_THE REQUEST_
The entries below are to be written out again without alteration.

_INPUT RECORDS_
= = =
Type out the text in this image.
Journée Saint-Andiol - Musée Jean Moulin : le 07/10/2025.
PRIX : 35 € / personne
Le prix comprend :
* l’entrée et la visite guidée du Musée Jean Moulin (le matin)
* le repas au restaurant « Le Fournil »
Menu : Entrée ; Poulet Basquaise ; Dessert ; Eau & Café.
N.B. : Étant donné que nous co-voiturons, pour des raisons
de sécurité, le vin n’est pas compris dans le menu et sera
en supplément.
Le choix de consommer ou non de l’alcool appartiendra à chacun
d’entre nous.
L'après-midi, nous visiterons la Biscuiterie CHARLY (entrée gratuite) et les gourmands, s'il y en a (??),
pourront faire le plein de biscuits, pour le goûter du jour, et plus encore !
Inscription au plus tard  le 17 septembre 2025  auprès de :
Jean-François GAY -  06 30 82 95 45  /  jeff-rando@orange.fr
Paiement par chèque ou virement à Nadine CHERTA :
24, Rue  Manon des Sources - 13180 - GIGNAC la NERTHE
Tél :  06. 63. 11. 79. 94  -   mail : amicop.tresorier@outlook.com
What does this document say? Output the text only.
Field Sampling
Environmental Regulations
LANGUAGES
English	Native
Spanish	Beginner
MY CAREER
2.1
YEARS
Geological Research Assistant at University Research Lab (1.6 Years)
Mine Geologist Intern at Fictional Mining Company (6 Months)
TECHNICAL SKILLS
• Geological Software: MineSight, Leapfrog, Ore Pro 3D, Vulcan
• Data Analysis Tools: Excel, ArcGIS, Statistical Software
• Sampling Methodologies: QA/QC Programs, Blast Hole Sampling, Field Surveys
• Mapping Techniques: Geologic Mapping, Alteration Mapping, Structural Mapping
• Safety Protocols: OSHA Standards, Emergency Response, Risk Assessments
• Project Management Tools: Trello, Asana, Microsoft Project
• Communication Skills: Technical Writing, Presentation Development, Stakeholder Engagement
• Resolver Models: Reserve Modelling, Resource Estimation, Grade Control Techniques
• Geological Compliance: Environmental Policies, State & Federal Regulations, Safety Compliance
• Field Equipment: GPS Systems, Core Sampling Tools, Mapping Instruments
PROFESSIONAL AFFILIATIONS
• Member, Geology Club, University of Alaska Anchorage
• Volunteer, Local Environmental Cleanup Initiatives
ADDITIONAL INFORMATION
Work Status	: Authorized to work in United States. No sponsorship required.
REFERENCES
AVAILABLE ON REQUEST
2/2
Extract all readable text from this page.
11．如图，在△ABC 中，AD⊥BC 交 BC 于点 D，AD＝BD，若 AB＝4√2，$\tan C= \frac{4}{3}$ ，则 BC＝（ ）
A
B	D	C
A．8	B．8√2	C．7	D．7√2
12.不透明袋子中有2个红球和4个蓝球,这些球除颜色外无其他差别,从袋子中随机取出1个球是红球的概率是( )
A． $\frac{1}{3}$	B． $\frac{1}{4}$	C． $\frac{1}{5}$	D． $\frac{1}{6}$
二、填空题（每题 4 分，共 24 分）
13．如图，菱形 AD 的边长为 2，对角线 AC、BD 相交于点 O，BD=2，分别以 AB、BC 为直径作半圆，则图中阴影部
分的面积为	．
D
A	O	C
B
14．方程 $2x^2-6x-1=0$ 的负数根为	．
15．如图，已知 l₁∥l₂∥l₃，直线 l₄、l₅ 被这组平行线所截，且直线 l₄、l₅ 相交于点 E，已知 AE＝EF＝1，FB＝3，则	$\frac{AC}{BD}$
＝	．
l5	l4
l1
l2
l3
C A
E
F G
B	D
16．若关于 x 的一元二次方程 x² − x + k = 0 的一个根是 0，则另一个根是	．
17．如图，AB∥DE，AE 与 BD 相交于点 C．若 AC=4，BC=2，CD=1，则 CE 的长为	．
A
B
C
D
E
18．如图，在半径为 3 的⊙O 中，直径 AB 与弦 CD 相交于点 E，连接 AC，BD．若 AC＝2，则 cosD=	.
= = =
_SOLVED EXERCISE_
Type out the text in this image.
Journée Saint-Andiol - Musée Jean Moulin : le 07/10/2025.
PRIX : 35 € / personne
Le prix comprend :
* l’entrée et la visite guidée du Musée Jean Moulin (le matin)
* le repas au restaurant « Le Fournil »
Menu : Entrée ; Poulet Basquaise ; Dessert ; Eau & Café.
N.B. : Étant donné que nous co-voiturons, pour des raisons
de sécurité, le vin n’est pas compris dans le menu et sera
en supplément.
Le choix de consommer ou non de l’alcool appartiendra à chacun
d’entre nous.
L'après-midi, nous visiterons la Biscuiterie CHARLY (entrée gratuite) et les gourmands, s'il y en a (??),
pourront faire le plein de biscuits, pour le goûter du jour, et plus encore !
Inscription au plus tard  le 17 septembre 2025  auprès de :
Jean-François GAY -  06 30 82 95 45  /  jeff-rando@orange.fr
Paiement par chèque ou virement à Nadine CHERTA :
24, Rue  Manon des Sources - 13180 - GIGNAC la NERTHE
Tél :  06. 63. 11. 79. 94  -   mail : amicop.tresorier@outlook.com
What does this document say? Output the text only.
Field Sampling
Environmental Regulations
LANGUAGES
English	Native
Spanish	Beginner
MY CAREER
2.1
YEARS
Geological Research Assistant at University Research Lab (1.6 Years)
Mine Geologist Intern at Fictional Mining Company (6 Months)
TECHNICAL SKILLS
• Geological Software: MineSight, Leapfrog, Ore Pro 3D, Vulcan
• Data Analysis Tools: Excel, ArcGIS, Statistical Software
• Sampling Methodologies: QA/QC Programs, Blast Hole Sampling, Field Surveys
• Mapping Techniques: Geologic Mapping, Alteration Mapping, Structural Mapping
• Safety Protocols: OSHA Standards, Emergency Response, Risk Assessments
• Project Management Tools: Trello, Asana, Microsoft Project
• Communication Skills: Technical Writing, Presentation Development, Stakeholder Engagement
• Resolver Models: Reserve Modelling, Resource Estimation, Grade Control Techniques
• Geological Compliance: Environmental Policies, State & Federal Regulations, Safety Compliance
• Field Equipment: GPS Systems, Core Sampling Tools, Mapping Instruments
PROFESSIONAL AFFILIATIONS
• Member, Geology Club, University of Alaska Anchorage
• Volunteer, Local Environmental Cleanup Initiatives
ADDITIONAL INFORMATION
Work Status	: Authorized to work in United States. No sponsorship required.
REFERENCES
AVAILABLE ON REQUEST
2/2
Extract all readable text from this page.
11．如图，在△ABC 中，AD⊥BC 交 BC 于点 D，AD＝BD，若 AB＝4√2，$\tan C= \frac{4}{3}$ ，则 BC＝（ ）
A
B	D	C
A．8	B．8√2	C．7	D．7√2
12.不透明袋子中有2个红球和4个蓝球,这些球除颜色外无其他差别,从袋子中随机取出1个球是红球的概率是( )
A． $\frac{1}{3}$	B． $\frac{1}{4}$	C． $\frac{1}{5}$	D． $\frac{1}{6}$
二、填空题（每题 4 分，共 24 分）
13．如图，菱形 AD 的边长为 2，对角线 AC、BD 相交于点 O，BD=2，分别以 AB、BC 为直径作半圆，则图中阴影部
分的面积为	．
D
A	O	C
B
14．方程 $2x^2-6x-1=0$ 的负数根为	．
15．如图，已知 l₁∥l₂∥l₃，直线 l₄、l₅ 被这组平行线所截，且直线 l₄、l₅ 相交于点 E，已知 AE＝EF＝1，FB＝3，则	$\frac{AC}{BD}$
＝	．
l5	l4
l1
l2
l3
C A
E
F G
B	D
16．若关于 x 的一元二次方程 x² − x + k = 0 的一个根是 0，则另一个根是	．
17．如图，AB∥DE，AE 与 BD 相交于点 C．若 AC=4，BC=2，CD=1，则 CE 的长为	．
A
B
C
D
E
18．如图，在半径为 3 的⊙O 中，直径 AB 与弦 CD 相交于点 E，连接 AC，BD．若 AC＝2，则 cosD=	.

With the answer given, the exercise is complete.